Items from a data source

►

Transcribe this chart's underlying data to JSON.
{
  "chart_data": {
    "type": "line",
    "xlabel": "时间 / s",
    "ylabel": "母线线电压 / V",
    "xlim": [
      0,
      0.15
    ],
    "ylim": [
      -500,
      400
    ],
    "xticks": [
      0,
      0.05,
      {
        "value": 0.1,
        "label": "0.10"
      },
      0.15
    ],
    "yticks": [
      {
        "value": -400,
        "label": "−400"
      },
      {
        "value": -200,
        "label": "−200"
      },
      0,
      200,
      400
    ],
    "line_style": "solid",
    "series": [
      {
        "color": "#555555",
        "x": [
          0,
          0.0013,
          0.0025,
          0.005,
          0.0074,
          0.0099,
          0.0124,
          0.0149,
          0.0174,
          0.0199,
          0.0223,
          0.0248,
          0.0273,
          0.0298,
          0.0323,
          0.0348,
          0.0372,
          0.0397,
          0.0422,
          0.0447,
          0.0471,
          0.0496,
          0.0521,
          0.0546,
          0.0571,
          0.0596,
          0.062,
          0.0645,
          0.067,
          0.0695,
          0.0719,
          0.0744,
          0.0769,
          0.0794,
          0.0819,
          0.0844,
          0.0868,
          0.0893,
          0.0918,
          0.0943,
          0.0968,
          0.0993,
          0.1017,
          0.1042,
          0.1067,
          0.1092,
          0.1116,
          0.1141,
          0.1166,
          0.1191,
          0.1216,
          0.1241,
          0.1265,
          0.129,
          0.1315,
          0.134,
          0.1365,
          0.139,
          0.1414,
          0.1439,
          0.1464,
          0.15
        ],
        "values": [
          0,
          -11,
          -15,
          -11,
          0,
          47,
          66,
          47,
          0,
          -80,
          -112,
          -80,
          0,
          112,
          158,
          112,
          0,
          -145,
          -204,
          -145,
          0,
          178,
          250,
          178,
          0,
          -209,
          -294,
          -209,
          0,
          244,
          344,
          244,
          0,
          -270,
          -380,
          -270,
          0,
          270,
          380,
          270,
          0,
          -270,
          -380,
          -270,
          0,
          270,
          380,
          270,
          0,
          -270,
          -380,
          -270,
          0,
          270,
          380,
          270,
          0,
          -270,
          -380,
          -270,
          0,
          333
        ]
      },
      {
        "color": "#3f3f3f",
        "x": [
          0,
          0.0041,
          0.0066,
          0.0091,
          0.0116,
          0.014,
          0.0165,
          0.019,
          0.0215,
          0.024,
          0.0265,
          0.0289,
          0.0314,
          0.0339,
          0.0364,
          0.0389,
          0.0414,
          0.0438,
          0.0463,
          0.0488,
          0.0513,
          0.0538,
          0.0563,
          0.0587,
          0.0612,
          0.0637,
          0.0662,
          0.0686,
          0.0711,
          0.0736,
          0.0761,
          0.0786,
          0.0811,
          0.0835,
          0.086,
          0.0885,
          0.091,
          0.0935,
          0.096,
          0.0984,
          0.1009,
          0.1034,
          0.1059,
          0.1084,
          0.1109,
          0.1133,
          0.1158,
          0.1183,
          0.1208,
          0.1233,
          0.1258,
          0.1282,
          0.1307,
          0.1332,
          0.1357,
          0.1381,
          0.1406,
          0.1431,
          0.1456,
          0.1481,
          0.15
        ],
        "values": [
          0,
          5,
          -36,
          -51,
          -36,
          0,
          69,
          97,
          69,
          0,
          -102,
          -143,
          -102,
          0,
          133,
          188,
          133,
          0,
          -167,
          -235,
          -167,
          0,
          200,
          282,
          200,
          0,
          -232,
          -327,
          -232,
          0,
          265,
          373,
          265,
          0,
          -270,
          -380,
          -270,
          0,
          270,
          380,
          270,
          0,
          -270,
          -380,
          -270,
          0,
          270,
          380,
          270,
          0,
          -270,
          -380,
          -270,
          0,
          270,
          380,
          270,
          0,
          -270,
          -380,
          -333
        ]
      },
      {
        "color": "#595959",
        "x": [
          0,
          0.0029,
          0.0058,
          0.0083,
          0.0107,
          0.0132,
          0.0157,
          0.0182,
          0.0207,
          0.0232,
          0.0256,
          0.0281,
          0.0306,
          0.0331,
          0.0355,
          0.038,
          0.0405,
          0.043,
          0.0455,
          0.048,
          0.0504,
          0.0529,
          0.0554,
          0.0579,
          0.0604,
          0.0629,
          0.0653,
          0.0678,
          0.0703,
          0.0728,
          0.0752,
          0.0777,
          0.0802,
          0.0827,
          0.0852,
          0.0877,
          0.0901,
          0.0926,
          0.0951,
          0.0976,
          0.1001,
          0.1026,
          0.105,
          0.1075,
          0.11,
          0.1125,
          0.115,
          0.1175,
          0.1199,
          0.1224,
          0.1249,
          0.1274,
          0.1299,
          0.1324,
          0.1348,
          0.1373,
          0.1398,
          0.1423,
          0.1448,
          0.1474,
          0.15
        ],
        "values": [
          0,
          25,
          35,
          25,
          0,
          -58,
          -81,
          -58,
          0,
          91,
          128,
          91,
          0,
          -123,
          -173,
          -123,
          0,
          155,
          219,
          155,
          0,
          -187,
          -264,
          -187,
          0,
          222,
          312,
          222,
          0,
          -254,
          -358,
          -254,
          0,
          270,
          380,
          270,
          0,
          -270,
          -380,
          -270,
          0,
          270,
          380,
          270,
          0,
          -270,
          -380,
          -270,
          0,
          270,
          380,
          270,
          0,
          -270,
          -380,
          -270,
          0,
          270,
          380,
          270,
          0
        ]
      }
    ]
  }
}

◄

» PROBLEM STATEMENT
Please quote the data above in full, with no line missing.

» COMPLETE ANSWER
Transcribe this chart's underlying data to JSON.
{
  "chart_data": {
    "type": "line",
    "xlabel": "时间 / s",
    "ylabel": "母线线电压 / V",
    "xlim": [
      0,
      0.15
    ],
    "ylim": [
      -500,
      400
    ],
    "xticks": [
      0,
      0.05,
      {
        "value": 0.1,
        "label": "0.10"
      },
      0.15
    ],
    "yticks": [
      {
        "value": -400,
        "label": "−400"
      },
      {
        "value": -200,
        "label": "−200"
      },
      0,
      200,
      400
    ],
    "line_style": "solid",
    "series": [
      {
        "color": "#555555",
        "x": [
          0,
          0.0013,
          0.0025,
          0.005,
          0.0074,
          0.0099,
          0.0124,
          0.0149,
          0.0174,
          0.0199,
          0.0223,
          0.0248,
          0.0273,
          0.0298,
          0.0323,
          0.0348,
          0.0372,
          0.0397,
          0.0422,
          0.0447,
          0.0471,
          0.0496,
          0.0521,
          0.0546,
          0.0571,
          0.0596,
          0.062,
          0.0645,
          0.067,
          0.0695,
          0.0719,
          0.0744,
          0.0769,
          0.0794,
          0.0819,
          0.0844,
          0.0868,
          0.0893,
          0.0918,
          0.0943,
          0.0968,
          0.0993,
          0.1017,
          0.1042,
          0.1067,
          0.1092,
          0.1116,
          0.1141,
          0.1166,
          0.1191,
          0.1216,
          0.1241,
          0.1265,
          0.129,
          0.1315,
          0.134,
          0.1365,
          0.139,
          0.1414,
          0.1439,
          0.1464,
          0.15
        ],
        "values": [
          0,
          -11,
          -15,
          -11,
          0,
          47,
          66,
          47,
          0,
          -80,
          -112,
          -80,
          0,
          112,
          158,
          112,
          0,
          -145,
          -204,
          -145,
          0,
          178,
          250,
          178,
          0,
          -209,
          -294,
          -209,
          0,
          244,
          344,
          244,
          0,
          -270,
          -380,
          -270,
          0,
          270,
          380,
          270,
          0,
          -270,
          -380,
          -270,
          0,
          270,
          380,
          270,
          0,
          -270,
          -380,
          -270,
          0,
          270,
          380,
          270,
          0,
          -270,
          -380,
          -270,
          0,
          333
        ]
      },
      {
        "color": "#3f3f3f",
        "x": [
          0,
          0.0041,
          0.0066,
          0.0091,
          0.0116,
          0.014,
          0.0165,
          0.019,
          0.0215,
          0.024,
          0.0265,
          0.0289,
          0.0314,
          0.0339,
          0.0364,
          0.0389,
          0.0414,
          0.0438,
          0.0463,
          0.0488,
          0.0513,
          0.0538,
          0.0563,
          0.0587,
          0.0612,
          0.0637,
          0.0662,
          0.0686,
          0.0711,
          0.0736,
          0.0761,
          0.0786,
          0.0811,
          0.0835,
          0.086,
          0.0885,
          0.091,
          0.0935,
          0.096,
          0.0984,
          0.1009,
          0.1034,
          0.1059,
          0.1084,
          0.1109,
          0.1133,
          0.1158,
          0.1183,
          0.1208,
          0.1233,
          0.1258,
          0.1282,
          0.1307,
          0.1332,
          0.1357,
          0.1381,
          0.1406,
          0.1431,
          0.1456,
          0.1481,
          0.15
        ],
        "values": [
          0,
          5,
          -36,
          -51,
          -36,
          0,
          69,
          97,
          69,
          0,
          -102,
          -143,
          -102,
          0,
          133,
          188,
          133,
          0,
          -167,
          -235,
          -167,
          0,
          200,
          282,
          200,
          0,
          -232,
          -327,
          -232,
          0,
          265,
          373,
          265,
          0,
          -270,
          -380,
          -270,
          0,
          270,
          380,
          270,
          0,
          -270,
          -380,
          -270,
          0,
          270,
          380,
          270,
          0,
          -270,
          -380,
          -270,
          0,
          270,
          380,
          270,
          0,
          -270,
          -380,
          -333
        ]
      },
      {
        "color": "#595959",
        "x": [
          0,
          0.0029,
          0.0058,
          0.0083,
          0.0107,
          0.0132,
          0.0157,
          0.0182,
          0.0207,
          0.0232,
          0.0256,
          0.0281,
          0.0306,
          0.0331,
          0.0355,
          0.038,
          0.0405,
          0.043,
          0.0455,
          0.048,
          0.0504,
          0.0529,
          0.0554,
          0.0579,
          0.0604,
          0.0629,
          0.0653,
          0.0678,
          0.0703,
          0.0728,
          0.0752,
          0.0777,
          0.0802,
          0.0827,
          0.0852,
          0.0877,
          0.0901,
          0.0926,
          0.0951,
          0.0976,
          0.1001,
          0.1026,
          0.105,
          0.1075,
          0.11,
          0.1125,
          0.115,
          0.1175,
          0.1199,
          0.1224,
          0.1249,
          0.1274,
          0.1299,
          0.1324,
          0.1348,
          0.1373,
          0.1398,
          0.1423,
          0.1448,
          0.1474,
          0.15
        ],
        "values": [
          0,
          25,
          35,
          25,
          0,
          -58,
          -81,
          -58,
          0,
          91,
          128,
          91,
          0,
          -123,
          -173,
          -123,
          0,
          155,
          219,
          155,
          0,
          -187,
          -264,
          -187,
          0,
          222,
          312,
          222,
          0,
          -254,
          -358,
          -254,
          0,
          270,
          380,
          270,
          0,
          -270,
          -380,
          -270,
          0,
          270,
          380,
          270,
          0,
          -270,
          -380,
          -270,
          0,
          270,
          380,
          270,
          0,
          -270,
          -380,
          -270,
          0,
          270,
          380,
          270,
          0
        ]
      }
    ]
  }
}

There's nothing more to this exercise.